Restate all of the data exactly.

[Raw records]
══════════════════════════════
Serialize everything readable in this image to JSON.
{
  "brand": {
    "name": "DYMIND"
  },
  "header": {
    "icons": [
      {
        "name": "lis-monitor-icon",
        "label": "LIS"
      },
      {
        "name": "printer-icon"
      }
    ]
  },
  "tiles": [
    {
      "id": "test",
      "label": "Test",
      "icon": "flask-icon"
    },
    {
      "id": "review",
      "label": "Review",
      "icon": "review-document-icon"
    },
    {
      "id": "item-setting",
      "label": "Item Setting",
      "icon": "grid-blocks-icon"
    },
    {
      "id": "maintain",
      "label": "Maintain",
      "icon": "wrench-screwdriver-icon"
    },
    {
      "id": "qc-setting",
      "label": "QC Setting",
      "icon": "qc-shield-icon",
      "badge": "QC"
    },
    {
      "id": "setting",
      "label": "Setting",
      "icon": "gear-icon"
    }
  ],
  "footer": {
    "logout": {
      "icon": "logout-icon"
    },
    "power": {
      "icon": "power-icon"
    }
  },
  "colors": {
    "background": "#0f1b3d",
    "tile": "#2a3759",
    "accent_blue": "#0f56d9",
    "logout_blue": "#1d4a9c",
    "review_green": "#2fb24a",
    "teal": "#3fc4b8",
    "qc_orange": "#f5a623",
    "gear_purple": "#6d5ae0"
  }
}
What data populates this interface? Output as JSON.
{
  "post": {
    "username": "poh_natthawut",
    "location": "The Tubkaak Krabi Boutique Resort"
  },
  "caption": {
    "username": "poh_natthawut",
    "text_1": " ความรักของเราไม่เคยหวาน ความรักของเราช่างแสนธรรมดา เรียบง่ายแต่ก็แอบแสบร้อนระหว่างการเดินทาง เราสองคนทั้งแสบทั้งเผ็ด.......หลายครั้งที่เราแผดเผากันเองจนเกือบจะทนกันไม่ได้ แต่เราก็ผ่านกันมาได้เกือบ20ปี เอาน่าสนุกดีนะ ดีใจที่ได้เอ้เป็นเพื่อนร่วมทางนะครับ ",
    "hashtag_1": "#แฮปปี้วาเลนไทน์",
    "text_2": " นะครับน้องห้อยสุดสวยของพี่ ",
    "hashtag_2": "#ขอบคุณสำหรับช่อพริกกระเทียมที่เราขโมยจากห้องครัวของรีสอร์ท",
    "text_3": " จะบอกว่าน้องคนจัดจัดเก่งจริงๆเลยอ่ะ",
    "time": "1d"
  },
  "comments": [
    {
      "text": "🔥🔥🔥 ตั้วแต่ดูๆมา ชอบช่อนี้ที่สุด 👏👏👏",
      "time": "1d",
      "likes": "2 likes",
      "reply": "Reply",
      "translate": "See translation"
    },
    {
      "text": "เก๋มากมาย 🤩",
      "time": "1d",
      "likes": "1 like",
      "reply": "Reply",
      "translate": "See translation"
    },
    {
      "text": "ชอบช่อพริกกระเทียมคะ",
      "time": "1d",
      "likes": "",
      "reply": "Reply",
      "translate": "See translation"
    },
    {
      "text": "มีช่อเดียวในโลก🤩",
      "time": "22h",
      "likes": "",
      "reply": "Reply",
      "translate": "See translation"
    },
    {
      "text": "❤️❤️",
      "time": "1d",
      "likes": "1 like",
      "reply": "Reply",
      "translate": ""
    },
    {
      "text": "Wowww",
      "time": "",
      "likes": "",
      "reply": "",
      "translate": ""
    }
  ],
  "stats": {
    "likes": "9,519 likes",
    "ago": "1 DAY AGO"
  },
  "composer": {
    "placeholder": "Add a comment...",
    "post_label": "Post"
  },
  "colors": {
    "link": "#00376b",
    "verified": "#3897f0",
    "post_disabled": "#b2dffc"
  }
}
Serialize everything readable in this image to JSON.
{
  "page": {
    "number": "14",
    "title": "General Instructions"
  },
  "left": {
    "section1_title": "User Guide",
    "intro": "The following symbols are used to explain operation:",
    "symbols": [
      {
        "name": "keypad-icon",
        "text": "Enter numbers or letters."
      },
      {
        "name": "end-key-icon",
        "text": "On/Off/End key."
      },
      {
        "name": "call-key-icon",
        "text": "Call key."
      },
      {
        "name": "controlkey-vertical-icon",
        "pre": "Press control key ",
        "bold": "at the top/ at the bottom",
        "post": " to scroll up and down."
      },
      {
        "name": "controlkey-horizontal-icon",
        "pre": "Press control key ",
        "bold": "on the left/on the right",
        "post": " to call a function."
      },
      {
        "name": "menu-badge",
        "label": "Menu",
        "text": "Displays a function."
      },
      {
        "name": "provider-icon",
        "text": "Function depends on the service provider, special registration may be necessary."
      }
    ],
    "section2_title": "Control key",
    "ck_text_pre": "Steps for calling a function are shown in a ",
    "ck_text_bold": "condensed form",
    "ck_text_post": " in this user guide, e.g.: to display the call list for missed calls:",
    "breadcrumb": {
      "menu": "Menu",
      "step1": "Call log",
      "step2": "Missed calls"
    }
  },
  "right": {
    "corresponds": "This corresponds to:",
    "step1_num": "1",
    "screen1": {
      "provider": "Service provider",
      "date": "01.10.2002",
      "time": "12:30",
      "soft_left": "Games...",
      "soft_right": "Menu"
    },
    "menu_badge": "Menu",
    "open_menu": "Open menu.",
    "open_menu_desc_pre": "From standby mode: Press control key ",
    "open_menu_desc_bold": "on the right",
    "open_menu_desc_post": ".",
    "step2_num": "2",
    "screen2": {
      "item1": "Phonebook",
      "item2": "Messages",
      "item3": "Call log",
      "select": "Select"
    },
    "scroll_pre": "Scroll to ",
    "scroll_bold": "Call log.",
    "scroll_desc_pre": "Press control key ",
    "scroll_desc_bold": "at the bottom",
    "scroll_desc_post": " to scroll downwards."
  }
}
══════════════════════════════
**Correct answer:**
Serialize everything readable in this image to JSON.
{
  "brand": {
    "name": "DYMIND"
  },
  "header": {
    "icons": [
      {
        "name": "lis-monitor-icon",
        "label": "LIS"
      },
      {
        "name": "printer-icon"
      }
    ]
  },
  "tiles": [
    {
      "id": "test",
      "label": "Test",
      "icon": "flask-icon"
    },
    {
      "id": "review",
      "label": "Review",
      "icon": "review-document-icon"
    },
    {
      "id": "item-setting",
      "label": "Item Setting",
      "icon": "grid-blocks-icon"
    },
    {
      "id": "maintain",
      "label": "Maintain",
      "icon": "wrench-screwdriver-icon"
    },
    {
      "id": "qc-setting",
      "label": "QC Setting",
      "icon": "qc-shield-icon",
      "badge": "QC"
    },
    {
      "id": "setting",
      "label": "Setting",
      "icon": "gear-icon"
    }
  ],
  "footer": {
    "logout": {
      "icon": "logout-icon"
    },
    "power": {
      "icon": "power-icon"
    }
  },
  "colors": {
    "background": "#0f1b3d",
    "tile": "#2a3759",
    "accent_blue": "#0f56d9",
    "logout_blue": "#1d4a9c",
    "review_green": "#2fb24a",
    "teal": "#3fc4b8",
    "qc_orange": "#f5a623",
    "gear_purple": "#6d5ae0"
  }
}
What data populates this interface? Output as JSON.
{
  "post": {
    "username": "poh_natthawut",
    "location": "The Tubkaak Krabi Boutique Resort"
  },
  "caption": {
    "username": "poh_natthawut",
    "text_1": " ความรักของเราไม่เคยหวาน ความรักของเราช่างแสนธรรมดา เรียบง่ายแต่ก็แอบแสบร้อนระหว่างการเดินทาง เราสองคนทั้งแสบทั้งเผ็ด.......หลายครั้งที่เราแผดเผากันเองจนเกือบจะทนกันไม่ได้ แต่เราก็ผ่านกันมาได้เกือบ20ปี เอาน่าสนุกดีนะ ดีใจที่ได้เอ้เป็นเพื่อนร่วมทางนะครับ ",
    "hashtag_1": "#แฮปปี้วาเลนไทน์",
    "text_2": " นะครับน้องห้อยสุดสวยของพี่ ",
    "hashtag_2": "#ขอบคุณสำหรับช่อพริกกระเทียมที่เราขโมยจากห้องครัวของรีสอร์ท",
    "text_3": " จะบอกว่าน้องคนจัดจัดเก่งจริงๆเลยอ่ะ",
    "time": "1d"
  },
  "comments": [
    {
      "text": "🔥🔥🔥 ตั้วแต่ดูๆมา ชอบช่อนี้ที่สุด 👏👏👏",
      "time": "1d",
      "likes": "2 likes",
      "reply": "Reply",
      "translate": "See translation"
    },
    {
      "text": "เก๋มากมาย 🤩",
      "time": "1d",
      "likes": "1 like",
      "reply": "Reply",
      "translate": "See translation"
    },
    {
      "text": "ชอบช่อพริกกระเทียมคะ",
      "time": "1d",
      "likes": "",
      "reply": "Reply",
      "translate": "See translation"
    },
    {
      "text": "มีช่อเดียวในโลก🤩",
      "time": "22h",
      "likes": "",
      "reply": "Reply",
      "translate": "See translation"
    },
    {
      "text": "❤️❤️",
      "time": "1d",
      "likes": "1 like",
      "reply": "Reply",
      "translate": ""
    },
    {
      "text": "Wowww",
      "time": "",
      "likes": "",
      "reply": "",
      "translate": ""
    }
  ],
  "stats": {
    "likes": "9,519 likes",
    "ago": "1 DAY AGO"
  },
  "composer": {
    "placeholder": "Add a comment...",
    "post_label": "Post"
  },
  "colors": {
    "link": "#00376b",
    "verified": "#3897f0",
    "post_disabled": "#b2dffc"
  }
}
Serialize everything readable in this image to JSON.
{
  "page": {
    "number": "14",
    "title": "General Instructions"
  },
  "left": {
    "section1_title": "User Guide",
    "intro": "The following symbols are used to explain operation:",
    "symbols": [
      {
        "name": "keypad-icon",
        "text": "Enter numbers or letters."
      },
      {
        "name": "end-key-icon",
        "text": "On/Off/End key."
      },
      {
        "name": "call-key-icon",
        "text": "Call key."
      },
      {
        "name": "controlkey-vertical-icon",
        "pre": "Press control key ",
        "bold": "at the top/ at the bottom",
        "post": " to scroll up and down."
      },
      {
        "name": "controlkey-horizontal-icon",
        "pre": "Press control key ",
        "bold": "on the left/on the right",
        "post": " to call a function."
      },
      {
        "name": "menu-badge",
        "label": "Menu",
        "text": "Displays a function."
      },
      {
        "name": "provider-icon",
        "text": "Function depends on the service provider, special registration may be necessary."
      }
    ],
    "section2_title": "Control key",
    "ck_text_pre": "Steps for calling a function are shown in a ",
    "ck_text_bold": "condensed form",
    "ck_text_post": " in this user guide, e.g.: to display the call list for missed calls:",
    "breadcrumb": {
      "menu": "Menu",
      "step1": "Call log",
      "step2": "Missed calls"
    }
  },
  "right": {
    "corresponds": "This corresponds to:",
    "step1_num": "1",
    "screen1": {
      "provider": "Service provider",
      "date": "01.10.2002",
      "time": "12:30",
      "soft_left": "Games...",
      "soft_right": "Menu"
    },
    "menu_badge": "Menu",
    "open_menu": "Open menu.",
    "open_menu_desc_pre": "From standby mode: Press control key ",
    "open_menu_desc_bold": "on the right",
    "open_menu_desc_post": ".",
    "step2_num": "2",
    "screen2": {
      "item1": "Phonebook",
      "item2": "Messages",
      "item3": "Call log",
      "select": "Select"
    },
    "scroll_pre": "Scroll to ",
    "scroll_bold": "Call log.",
    "scroll_desc_pre": "Press control key ",
    "scroll_desc_bold": "at the bottom",
    "scroll_desc_post": " to scroll downwards."
  }
}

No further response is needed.